## Extracted data entries
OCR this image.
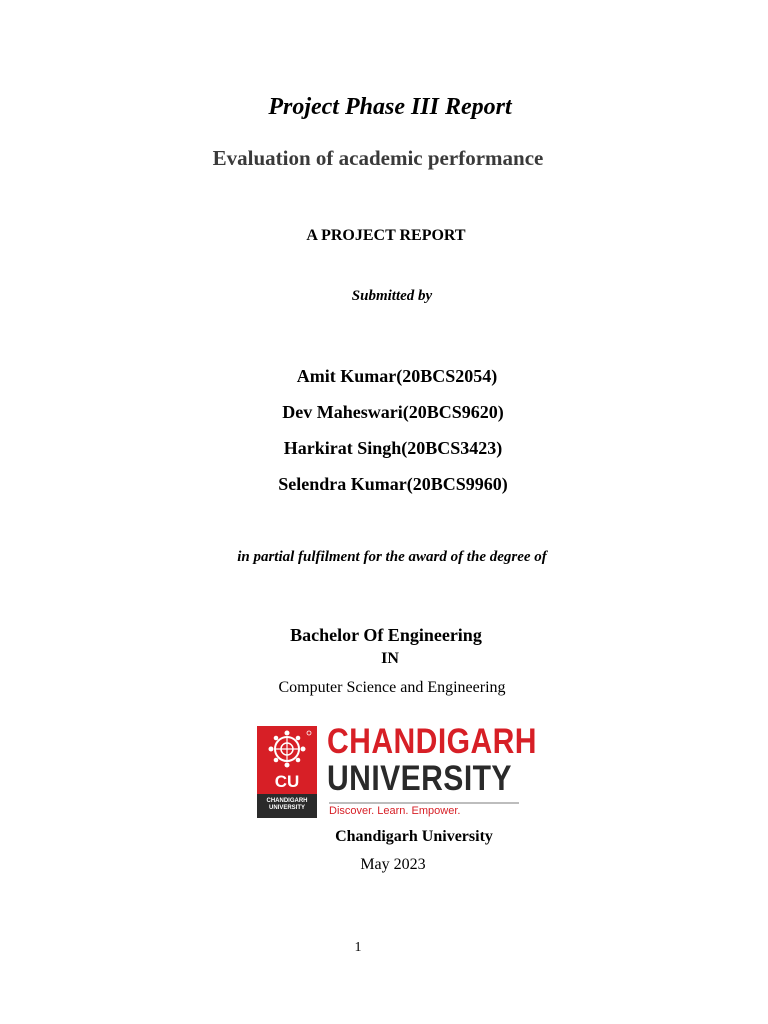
Project Phase III Report
Evaluation of academic performance
A PROJECT REPORT
Submitted by
Amit Kumar(20BCS2054)
Dev Maheswari(20BCS9620)
Harkirat Singh(20BCS3423)
Selendra Kumar(20BCS9960)
in partial fulfilment for the award of the degree of
Bachelor Of Engineering
IN
Computer Science and Engineering
CU
CHANDIGARH
UNIVERSITY
CHANDIGARH
UNIVERSITY
Discover. Learn. Empower.
Chandigarh University
May 2023
1
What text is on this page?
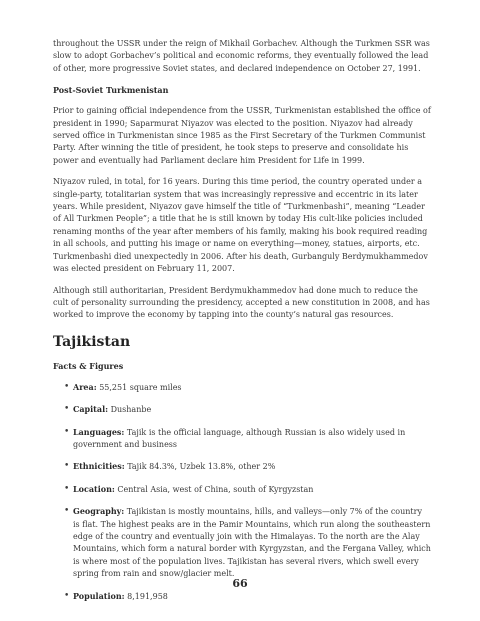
throughout the USSR under the reign of Mikhail Gorbachev. Although the Turkmen SSR was slow to adopt Gorbachev’s political and economic reforms, they eventually followed the lead of other, more progressive Soviet states, and declared independence on October 27, 1991.

Post-Soviet Turkmenistan

Prior to gaining official independence from the USSR, Turkmenistan established the office of president in 1990; Saparmurat Niyazov was elected to the position. Niyazov had already served office in Turkmenistan since 1985 as the First Secretary of the Turkmen Communist Party. After winning the title of president, he took steps to preserve and consolidate his power and eventually had Parliament declare him President for Life in 1999.

Niyazov ruled, in total, for 16 years. During this time period, the country operated under a single-party, totalitarian system that was increasingly repressive and eccentric in its later years. While president, Niyazov gave himself the title of “Turkmenbashi”, meaning “Leader of All Turkmen People”; a title that he is still known by today His cult-like policies included renaming months of the year after members of his family, making his book required reading in all schools, and putting his image or name on everything—money, statues, airports, etc. Turkmenbashi died unexpectedly in 2006. After his death, Gurbanguly Berdymukhammedov was elected president on February 11, 2007.

Although still authoritarian, President Berdymukhammedov had done much to reduce the cult of personality surrounding the presidency, accepted a new constitution in 2008, and has worked to improve the economy by tapping into the county’s natural gas resources.

Tajikistan
Facts & Figures
• Area: 55,251 square miles
• Capital: Dushanbe
• Languages: Tajik is the official language, although Russian is also widely used in government and business
• Ethnicities: Tajik 84.3%, Uzbek 13.8%, other 2%
• Location: Central Asia, west of China, south of Kyrgyzstan
• Geography: Tajikistan is mostly mountains, hills, and valleys—only 7% of the country is flat. The highest peaks are in the Pamir Mountains, which run along the southeastern edge of the country and eventually join with the Himalayas. To the north are the Alay Mountains, which form a natural border with Kyrgyzstan, and the Fergana Valley, which is where most of the population lives. Tajikistan has several rivers, which swell every spring from rain and snow/glacier melt.
• Population: 8,191,958
66
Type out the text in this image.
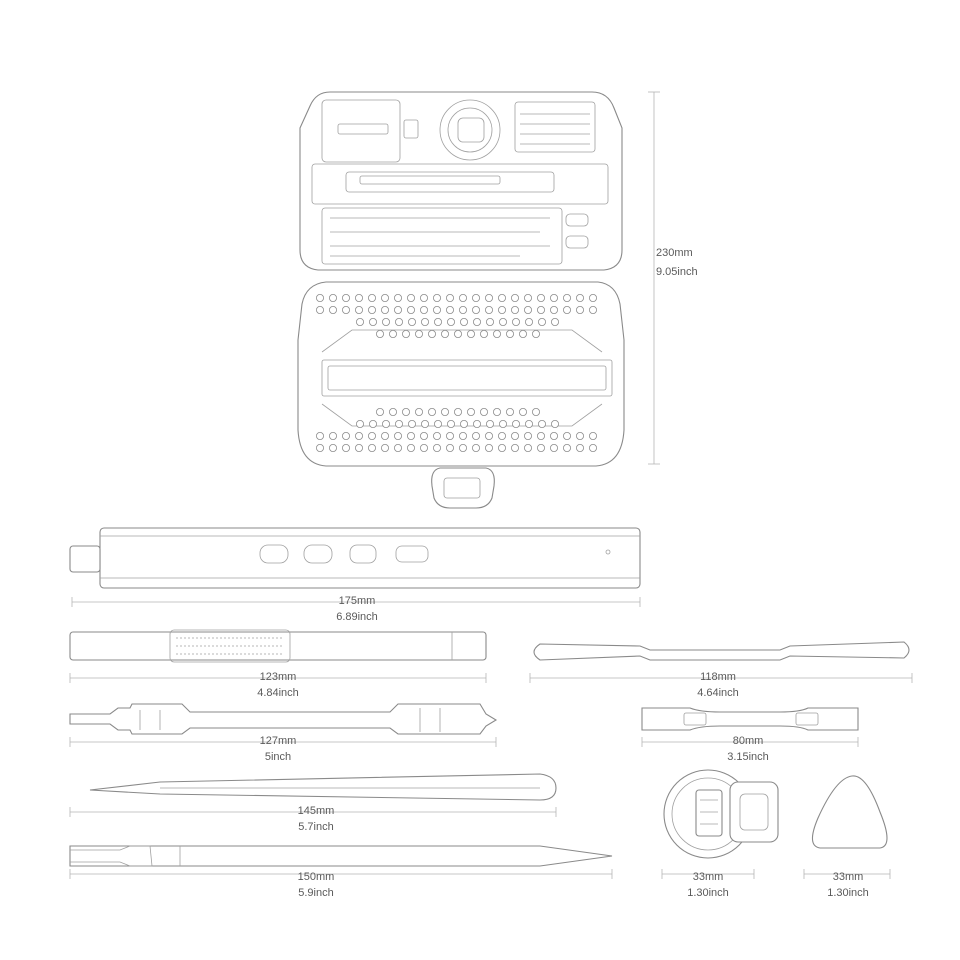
230mm
9.05inch
175mm
6.89inch
123mm
4.84inch
118mm
4.64inch
127mm
5inch
80mm
3.15inch
145mm
5.7inch
150mm
5.9inch
33mm
1.30inch
33mm
1.30inch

## Challenge
From the material above, copy everything exactly but the pictures.

## Problem solution
OCR this image.
Project Phase III Report
Evaluation of academic performance
A PROJECT REPORT
Submitted by
Amit Kumar(20BCS2054)
Dev Maheswari(20BCS9620)
Harkirat Singh(20BCS3423)
Selendra Kumar(20BCS9960)
in partial fulfilment for the award of the degree of
Bachelor Of Engineering
IN
Computer Science and Engineering
CU
CHANDIGARH
UNIVERSITY
CHANDIGARH
UNIVERSITY
Discover. Learn. Empower.
Chandigarh University
May 2023
1
What text is on this page?
throughout the USSR under the reign of Mikhail Gorbachev. Although the Turkmen SSR was slow to adopt Gorbachev’s political and economic reforms, they eventually followed the lead of other, more progressive Soviet states, and declared independence on October 27, 1991.

Post-Soviet Turkmenistan

Prior to gaining official independence from the USSR, Turkmenistan established the office of president in 1990; Saparmurat Niyazov was elected to the position. Niyazov had already served office in Turkmenistan since 1985 as the First Secretary of the Turkmen Communist Party. After winning the title of president, he took steps to preserve and consolidate his power and eventually had Parliament declare him President for Life in 1999.

Niyazov ruled, in total, for 16 years. During this time period, the country operated under a single-party, totalitarian system that was increasingly repressive and eccentric in its later years. While president, Niyazov gave himself the title of “Turkmenbashi”, meaning “Leader of All Turkmen People”; a title that he is still known by today His cult-like policies included renaming months of the year after members of his family, making his book required reading in all schools, and putting his image or name on everything—money, statues, airports, etc. Turkmenbashi died unexpectedly in 2006. After his death, Gurbanguly Berdymukhammedov was elected president on February 11, 2007.

Although still authoritarian, President Berdymukhammedov had done much to reduce the cult of personality surrounding the presidency, accepted a new constitution in 2008, and has worked to improve the economy by tapping into the county’s natural gas resources.

Tajikistan
Facts & Figures
• Area: 55,251 square miles
• Capital: Dushanbe
• Languages: Tajik is the official language, although Russian is also widely used in government and business
• Ethnicities: Tajik 84.3%, Uzbek 13.8%, other 2%
• Location: Central Asia, west of China, south of Kyrgyzstan
• Geography: Tajikistan is mostly mountains, hills, and valleys—only 7% of the country is flat. The highest peaks are in the Pamir Mountains, which run along the southeastern edge of the country and eventually join with the Himalayas. To the north are the Alay Mountains, which form a natural border with Kyrgyzstan, and the Fergana Valley, which is where most of the population lives. Tajikistan has several rivers, which swell every spring from rain and snow/glacier melt.
• Population: 8,191,958
66
Type out the text in this image.
230mm
9.05inch
175mm
6.89inch
123mm
4.84inch
118mm
4.64inch
127mm
5inch
80mm
3.15inch
145mm
5.7inch
150mm
5.9inch
33mm
1.30inch
33mm
1.30inch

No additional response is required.